**Exercise prompt:** How many lines of these entries hold the string "entry"? Reply with the number alone.

*-*-*

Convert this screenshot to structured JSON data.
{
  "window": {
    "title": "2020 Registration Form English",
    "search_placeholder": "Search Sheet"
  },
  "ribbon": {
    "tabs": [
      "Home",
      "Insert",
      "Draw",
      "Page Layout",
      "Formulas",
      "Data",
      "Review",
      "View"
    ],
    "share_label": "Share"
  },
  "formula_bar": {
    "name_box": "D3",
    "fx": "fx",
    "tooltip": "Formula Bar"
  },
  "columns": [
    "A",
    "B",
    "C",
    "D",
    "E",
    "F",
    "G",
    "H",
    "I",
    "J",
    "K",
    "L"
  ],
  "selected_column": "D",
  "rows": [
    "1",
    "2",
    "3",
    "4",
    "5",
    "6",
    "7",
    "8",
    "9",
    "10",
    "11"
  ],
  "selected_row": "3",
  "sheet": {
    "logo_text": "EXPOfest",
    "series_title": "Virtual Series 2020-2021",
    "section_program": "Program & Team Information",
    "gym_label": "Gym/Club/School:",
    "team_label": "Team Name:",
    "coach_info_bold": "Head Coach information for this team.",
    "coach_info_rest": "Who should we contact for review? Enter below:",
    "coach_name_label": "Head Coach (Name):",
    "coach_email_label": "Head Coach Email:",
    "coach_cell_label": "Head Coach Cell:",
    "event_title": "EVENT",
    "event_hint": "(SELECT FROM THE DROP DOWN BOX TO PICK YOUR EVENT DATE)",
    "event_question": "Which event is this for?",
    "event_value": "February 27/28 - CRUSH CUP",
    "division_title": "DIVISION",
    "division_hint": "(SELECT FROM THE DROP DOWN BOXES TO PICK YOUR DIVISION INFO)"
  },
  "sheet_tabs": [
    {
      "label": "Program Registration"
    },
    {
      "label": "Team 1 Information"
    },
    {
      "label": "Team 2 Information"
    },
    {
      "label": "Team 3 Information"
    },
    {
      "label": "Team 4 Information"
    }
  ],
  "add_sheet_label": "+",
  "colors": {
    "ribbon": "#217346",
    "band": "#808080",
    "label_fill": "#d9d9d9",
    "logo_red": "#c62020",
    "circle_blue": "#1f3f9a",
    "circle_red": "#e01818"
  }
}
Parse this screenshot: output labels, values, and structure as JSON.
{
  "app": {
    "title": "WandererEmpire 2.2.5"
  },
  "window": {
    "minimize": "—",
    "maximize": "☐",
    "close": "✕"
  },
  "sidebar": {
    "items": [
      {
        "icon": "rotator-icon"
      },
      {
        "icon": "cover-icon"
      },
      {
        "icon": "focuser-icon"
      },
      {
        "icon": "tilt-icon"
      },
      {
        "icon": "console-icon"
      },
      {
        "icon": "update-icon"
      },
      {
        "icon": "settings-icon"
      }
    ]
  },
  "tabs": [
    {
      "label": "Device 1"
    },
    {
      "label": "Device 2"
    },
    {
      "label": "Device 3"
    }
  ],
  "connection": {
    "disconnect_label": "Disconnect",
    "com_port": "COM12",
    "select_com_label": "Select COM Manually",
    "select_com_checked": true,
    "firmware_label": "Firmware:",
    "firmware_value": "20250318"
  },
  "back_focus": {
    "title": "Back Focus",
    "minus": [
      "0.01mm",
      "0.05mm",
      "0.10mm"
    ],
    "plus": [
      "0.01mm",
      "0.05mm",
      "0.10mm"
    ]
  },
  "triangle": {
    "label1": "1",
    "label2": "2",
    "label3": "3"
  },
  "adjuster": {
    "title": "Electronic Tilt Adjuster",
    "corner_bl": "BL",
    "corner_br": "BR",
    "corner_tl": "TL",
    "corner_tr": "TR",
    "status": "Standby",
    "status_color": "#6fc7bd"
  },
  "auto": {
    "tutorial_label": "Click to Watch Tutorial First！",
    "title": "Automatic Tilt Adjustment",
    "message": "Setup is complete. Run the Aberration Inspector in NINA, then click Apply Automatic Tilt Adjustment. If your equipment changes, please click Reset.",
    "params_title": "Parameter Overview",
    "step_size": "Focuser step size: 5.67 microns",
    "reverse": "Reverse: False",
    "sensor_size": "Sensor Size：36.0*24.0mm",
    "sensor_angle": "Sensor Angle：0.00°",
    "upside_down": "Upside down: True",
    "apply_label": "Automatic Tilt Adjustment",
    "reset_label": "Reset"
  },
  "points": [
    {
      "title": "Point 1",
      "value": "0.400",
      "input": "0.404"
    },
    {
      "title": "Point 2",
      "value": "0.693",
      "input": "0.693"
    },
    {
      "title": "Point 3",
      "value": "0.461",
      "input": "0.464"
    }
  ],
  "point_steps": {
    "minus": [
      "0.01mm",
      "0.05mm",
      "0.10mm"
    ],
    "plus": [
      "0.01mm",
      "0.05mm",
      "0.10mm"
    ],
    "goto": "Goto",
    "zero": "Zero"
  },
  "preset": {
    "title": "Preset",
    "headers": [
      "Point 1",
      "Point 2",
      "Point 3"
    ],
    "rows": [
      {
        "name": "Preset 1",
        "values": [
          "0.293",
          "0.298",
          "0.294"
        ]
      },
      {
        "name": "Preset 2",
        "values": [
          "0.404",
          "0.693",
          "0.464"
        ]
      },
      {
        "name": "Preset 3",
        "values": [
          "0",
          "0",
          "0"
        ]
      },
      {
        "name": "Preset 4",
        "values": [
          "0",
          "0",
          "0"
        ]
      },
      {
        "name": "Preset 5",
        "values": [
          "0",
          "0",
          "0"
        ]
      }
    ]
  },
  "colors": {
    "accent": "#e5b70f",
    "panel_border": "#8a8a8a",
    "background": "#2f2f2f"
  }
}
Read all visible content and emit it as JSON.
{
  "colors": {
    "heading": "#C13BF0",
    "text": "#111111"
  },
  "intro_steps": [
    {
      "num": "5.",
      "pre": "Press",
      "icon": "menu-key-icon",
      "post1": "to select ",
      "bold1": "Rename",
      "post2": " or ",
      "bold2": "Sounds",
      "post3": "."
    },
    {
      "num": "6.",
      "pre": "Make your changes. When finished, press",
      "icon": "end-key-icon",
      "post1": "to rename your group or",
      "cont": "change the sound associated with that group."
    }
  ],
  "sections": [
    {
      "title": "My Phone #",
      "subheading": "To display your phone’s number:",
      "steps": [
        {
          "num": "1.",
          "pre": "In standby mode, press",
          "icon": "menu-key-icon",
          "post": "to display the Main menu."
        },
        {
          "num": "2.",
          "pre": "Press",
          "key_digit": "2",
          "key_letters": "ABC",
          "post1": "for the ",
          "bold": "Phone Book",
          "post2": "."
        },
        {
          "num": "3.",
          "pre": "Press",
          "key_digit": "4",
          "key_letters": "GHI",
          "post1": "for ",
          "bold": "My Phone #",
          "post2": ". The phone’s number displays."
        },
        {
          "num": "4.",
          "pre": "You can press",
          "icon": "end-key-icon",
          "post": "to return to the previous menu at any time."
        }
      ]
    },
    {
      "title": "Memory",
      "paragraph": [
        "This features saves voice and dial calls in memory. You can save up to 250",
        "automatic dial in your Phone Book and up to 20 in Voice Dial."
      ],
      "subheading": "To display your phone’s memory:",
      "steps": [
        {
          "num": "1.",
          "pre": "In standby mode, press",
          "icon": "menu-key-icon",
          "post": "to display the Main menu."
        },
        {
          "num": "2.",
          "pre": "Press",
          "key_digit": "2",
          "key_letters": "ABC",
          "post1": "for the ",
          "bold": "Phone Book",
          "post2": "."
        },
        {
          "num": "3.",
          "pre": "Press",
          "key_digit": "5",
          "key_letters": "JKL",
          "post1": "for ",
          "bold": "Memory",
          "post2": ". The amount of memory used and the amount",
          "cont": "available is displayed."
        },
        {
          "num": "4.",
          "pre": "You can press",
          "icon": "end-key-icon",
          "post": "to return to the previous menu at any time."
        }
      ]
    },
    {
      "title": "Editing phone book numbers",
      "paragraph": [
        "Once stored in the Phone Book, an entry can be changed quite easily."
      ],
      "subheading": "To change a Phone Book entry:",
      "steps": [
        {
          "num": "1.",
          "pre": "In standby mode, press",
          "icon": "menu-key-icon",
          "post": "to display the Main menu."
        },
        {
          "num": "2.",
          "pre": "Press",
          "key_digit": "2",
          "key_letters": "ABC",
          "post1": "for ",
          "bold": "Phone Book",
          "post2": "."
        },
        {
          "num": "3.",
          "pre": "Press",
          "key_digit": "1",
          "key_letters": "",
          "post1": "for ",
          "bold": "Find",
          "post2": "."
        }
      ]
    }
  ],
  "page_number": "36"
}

*-*-*

**Completed task:** 2